Data provided →

__________________________________________________

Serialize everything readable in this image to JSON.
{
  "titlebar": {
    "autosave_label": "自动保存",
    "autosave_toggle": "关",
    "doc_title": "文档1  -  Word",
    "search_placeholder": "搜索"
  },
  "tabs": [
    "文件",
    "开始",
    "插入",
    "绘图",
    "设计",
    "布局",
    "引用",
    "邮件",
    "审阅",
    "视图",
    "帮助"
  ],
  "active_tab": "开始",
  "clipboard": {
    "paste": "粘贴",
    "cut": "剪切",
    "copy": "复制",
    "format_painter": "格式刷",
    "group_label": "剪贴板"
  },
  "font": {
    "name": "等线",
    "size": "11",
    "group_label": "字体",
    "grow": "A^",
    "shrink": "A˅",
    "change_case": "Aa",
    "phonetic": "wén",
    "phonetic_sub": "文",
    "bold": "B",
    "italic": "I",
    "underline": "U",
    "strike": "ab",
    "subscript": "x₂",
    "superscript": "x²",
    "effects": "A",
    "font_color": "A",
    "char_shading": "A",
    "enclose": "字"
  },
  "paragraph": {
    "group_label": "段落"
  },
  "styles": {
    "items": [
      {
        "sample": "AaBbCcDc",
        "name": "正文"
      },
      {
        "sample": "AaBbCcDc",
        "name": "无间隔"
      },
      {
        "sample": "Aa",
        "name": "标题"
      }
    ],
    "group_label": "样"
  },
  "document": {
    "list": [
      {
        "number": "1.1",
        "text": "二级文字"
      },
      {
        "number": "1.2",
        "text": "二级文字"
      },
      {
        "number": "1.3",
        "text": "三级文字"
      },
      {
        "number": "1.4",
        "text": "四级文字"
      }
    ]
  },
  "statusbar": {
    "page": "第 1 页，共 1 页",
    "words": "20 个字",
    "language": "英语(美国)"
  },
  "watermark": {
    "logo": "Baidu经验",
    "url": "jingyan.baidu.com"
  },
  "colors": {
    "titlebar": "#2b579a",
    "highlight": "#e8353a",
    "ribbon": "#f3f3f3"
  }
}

__________________________________________________

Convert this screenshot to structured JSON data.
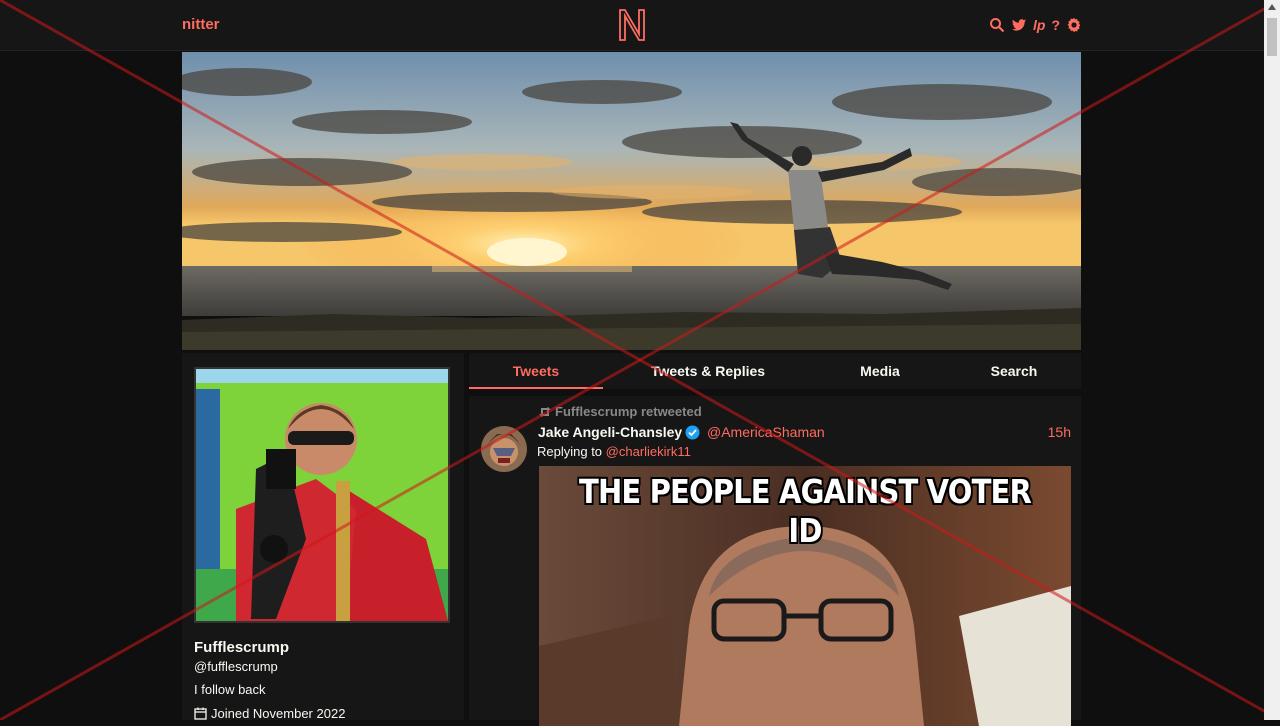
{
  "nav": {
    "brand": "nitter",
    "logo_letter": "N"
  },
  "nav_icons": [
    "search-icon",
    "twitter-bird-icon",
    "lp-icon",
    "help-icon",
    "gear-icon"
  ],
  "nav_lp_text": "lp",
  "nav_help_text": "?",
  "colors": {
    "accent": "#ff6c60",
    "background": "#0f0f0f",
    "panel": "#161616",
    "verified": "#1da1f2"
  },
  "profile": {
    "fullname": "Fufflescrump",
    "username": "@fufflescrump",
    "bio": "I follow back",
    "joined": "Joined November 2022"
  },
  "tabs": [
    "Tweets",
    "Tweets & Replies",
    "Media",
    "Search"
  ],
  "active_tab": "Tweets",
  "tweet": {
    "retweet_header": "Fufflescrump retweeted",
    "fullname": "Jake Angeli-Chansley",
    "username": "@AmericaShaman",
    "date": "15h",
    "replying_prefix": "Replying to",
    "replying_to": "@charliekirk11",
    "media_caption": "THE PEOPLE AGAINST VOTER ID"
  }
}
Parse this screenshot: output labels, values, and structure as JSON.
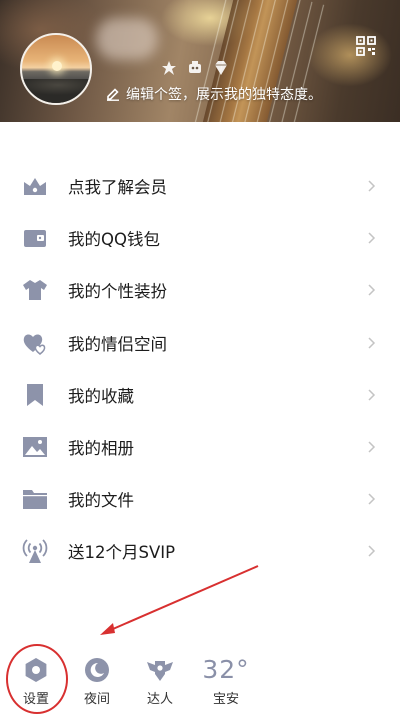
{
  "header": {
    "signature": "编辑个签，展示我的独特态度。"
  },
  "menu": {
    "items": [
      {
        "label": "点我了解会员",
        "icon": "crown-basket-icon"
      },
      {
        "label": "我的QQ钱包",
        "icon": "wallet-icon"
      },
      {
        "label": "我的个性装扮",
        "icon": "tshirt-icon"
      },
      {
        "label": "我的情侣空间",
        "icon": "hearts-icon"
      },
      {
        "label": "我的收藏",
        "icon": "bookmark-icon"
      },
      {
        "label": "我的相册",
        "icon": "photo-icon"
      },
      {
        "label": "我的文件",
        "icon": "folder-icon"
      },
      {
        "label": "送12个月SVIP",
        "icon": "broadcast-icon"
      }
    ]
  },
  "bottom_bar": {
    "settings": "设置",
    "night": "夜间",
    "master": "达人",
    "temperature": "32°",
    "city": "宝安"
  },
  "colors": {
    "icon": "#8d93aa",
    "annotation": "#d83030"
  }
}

__________________________________________________

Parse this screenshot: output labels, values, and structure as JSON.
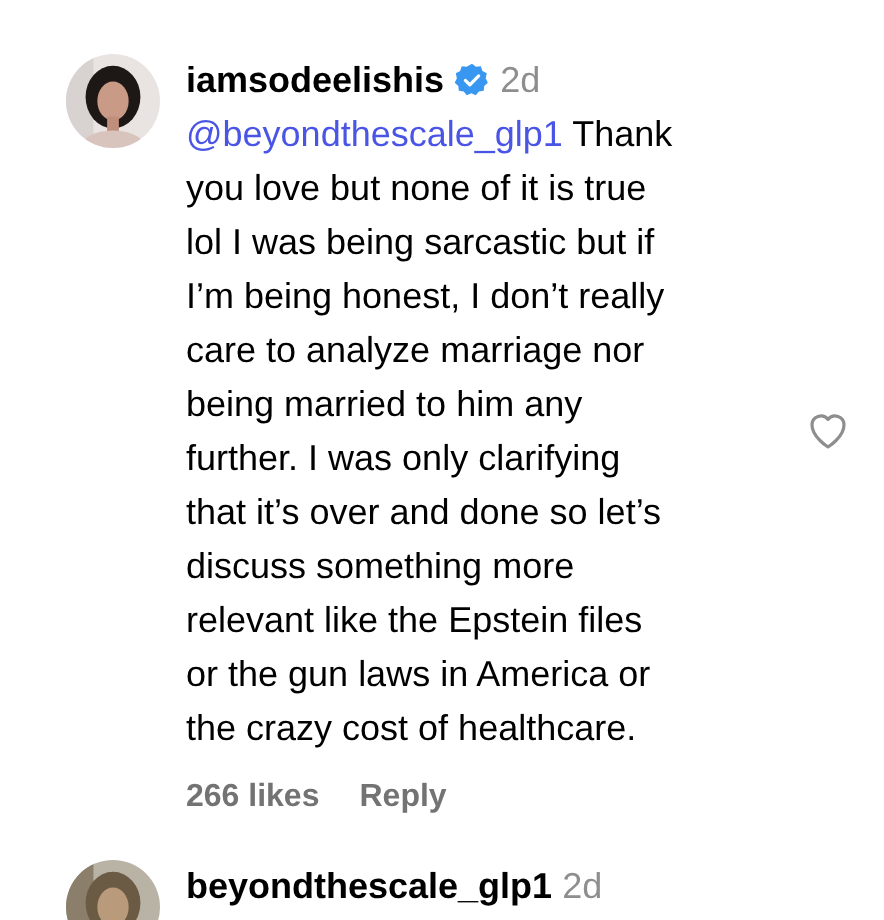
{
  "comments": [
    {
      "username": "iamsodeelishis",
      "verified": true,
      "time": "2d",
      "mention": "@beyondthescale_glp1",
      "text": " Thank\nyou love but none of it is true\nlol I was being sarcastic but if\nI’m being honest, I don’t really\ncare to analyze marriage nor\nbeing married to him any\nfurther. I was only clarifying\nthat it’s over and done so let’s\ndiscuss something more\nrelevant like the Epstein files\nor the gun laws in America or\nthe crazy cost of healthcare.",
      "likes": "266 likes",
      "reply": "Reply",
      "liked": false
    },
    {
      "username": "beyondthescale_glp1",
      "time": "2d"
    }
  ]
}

__________________________________________________

Pull out every line containing "number".

        "number": "1.1",
        "number": "1.2",
        "number": "1.3",
        "number": "1.4",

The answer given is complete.